-- Start --
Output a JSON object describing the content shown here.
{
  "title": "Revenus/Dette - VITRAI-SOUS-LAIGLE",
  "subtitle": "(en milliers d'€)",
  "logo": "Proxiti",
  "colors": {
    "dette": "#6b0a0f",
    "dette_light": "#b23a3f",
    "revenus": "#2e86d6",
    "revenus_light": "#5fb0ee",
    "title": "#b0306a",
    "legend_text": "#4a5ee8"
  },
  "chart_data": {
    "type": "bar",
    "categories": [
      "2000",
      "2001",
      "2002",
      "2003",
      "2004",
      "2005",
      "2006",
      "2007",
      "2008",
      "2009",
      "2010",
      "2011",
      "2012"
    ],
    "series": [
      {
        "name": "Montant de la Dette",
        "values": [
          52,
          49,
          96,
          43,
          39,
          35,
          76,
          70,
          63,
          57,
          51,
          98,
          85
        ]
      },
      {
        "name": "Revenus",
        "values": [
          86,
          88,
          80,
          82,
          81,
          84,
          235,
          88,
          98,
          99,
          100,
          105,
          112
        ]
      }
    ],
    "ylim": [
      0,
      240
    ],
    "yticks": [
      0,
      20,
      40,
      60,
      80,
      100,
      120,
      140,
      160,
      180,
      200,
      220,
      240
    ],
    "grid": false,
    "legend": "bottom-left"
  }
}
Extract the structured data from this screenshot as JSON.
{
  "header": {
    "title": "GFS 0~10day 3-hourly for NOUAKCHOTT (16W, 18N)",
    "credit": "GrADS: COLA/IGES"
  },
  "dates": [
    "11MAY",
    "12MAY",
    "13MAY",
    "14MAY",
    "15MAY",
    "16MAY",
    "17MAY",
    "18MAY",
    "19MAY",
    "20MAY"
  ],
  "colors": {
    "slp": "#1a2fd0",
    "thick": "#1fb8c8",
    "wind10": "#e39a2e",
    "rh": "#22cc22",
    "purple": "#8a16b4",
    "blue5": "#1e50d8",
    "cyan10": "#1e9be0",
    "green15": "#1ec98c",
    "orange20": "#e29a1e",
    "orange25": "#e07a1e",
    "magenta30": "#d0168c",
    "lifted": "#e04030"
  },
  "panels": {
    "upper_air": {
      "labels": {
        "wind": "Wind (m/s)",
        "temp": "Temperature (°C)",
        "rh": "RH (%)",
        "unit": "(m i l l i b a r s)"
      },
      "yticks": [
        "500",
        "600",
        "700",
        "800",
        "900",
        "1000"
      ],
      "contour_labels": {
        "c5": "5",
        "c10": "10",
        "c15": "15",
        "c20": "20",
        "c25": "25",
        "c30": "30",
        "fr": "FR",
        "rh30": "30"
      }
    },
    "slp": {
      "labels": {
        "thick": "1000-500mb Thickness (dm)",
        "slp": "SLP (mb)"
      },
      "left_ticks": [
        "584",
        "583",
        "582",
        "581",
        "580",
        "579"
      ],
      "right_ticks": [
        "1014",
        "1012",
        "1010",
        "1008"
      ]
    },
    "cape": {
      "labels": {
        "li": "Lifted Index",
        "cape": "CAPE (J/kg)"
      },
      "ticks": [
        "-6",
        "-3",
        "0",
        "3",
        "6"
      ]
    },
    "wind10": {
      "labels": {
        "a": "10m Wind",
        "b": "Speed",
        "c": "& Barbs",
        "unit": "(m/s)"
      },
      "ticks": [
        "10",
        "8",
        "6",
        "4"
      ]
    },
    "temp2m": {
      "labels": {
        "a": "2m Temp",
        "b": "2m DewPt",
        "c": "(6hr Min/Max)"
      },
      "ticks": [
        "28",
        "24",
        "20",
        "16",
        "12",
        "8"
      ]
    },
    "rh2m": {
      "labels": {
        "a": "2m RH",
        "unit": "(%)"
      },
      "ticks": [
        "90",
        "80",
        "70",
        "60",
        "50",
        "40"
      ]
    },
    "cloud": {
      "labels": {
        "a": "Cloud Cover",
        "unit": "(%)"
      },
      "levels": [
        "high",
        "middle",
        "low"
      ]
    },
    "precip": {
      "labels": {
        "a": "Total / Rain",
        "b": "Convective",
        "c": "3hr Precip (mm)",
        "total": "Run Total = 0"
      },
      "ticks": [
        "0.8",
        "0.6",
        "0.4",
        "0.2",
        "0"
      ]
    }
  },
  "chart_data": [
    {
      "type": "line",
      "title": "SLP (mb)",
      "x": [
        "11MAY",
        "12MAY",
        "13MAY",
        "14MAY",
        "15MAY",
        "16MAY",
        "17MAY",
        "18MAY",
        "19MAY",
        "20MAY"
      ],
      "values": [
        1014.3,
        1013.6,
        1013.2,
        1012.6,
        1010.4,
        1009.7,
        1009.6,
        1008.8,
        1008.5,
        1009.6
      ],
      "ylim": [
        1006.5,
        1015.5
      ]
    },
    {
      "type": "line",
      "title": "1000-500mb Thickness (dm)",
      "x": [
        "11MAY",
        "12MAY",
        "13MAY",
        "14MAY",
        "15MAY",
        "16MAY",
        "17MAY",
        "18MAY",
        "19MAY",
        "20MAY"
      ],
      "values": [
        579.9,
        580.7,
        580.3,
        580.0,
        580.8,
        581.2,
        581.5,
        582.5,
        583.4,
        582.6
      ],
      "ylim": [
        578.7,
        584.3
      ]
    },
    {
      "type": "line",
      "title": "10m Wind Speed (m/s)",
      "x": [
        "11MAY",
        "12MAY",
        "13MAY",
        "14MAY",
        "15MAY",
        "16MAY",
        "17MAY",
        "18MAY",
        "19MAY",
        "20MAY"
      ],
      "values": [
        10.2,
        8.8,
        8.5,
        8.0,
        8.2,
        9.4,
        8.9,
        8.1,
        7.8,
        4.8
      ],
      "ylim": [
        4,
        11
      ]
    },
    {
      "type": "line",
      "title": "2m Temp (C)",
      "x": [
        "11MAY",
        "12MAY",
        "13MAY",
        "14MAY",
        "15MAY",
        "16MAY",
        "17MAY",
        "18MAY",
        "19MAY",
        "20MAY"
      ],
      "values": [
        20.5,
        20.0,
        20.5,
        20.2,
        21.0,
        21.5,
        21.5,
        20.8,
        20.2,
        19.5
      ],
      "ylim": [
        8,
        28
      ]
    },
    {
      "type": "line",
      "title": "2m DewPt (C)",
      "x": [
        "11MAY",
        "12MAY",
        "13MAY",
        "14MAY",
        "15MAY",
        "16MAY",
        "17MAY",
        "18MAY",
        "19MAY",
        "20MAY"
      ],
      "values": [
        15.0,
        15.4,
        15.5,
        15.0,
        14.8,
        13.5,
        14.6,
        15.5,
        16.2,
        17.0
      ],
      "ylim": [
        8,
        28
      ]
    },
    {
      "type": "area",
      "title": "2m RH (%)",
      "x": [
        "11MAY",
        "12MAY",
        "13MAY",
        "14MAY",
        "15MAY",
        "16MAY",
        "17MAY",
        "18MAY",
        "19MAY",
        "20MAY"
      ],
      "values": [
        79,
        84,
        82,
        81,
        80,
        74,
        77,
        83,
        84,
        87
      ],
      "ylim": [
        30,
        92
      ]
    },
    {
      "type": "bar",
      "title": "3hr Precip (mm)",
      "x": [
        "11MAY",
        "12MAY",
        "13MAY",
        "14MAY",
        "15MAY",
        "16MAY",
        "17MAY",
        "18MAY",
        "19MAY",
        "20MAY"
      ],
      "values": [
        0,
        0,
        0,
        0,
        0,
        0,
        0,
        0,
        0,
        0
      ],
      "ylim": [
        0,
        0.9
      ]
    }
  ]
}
-- End --
GOAL >> Gather up the lines that contain the word "Thickness".

WRITTEN REPLY >>
        "thick": "1000-500mb Thickness (dm)",
      "title": "1000-500mb Thickness (dm)",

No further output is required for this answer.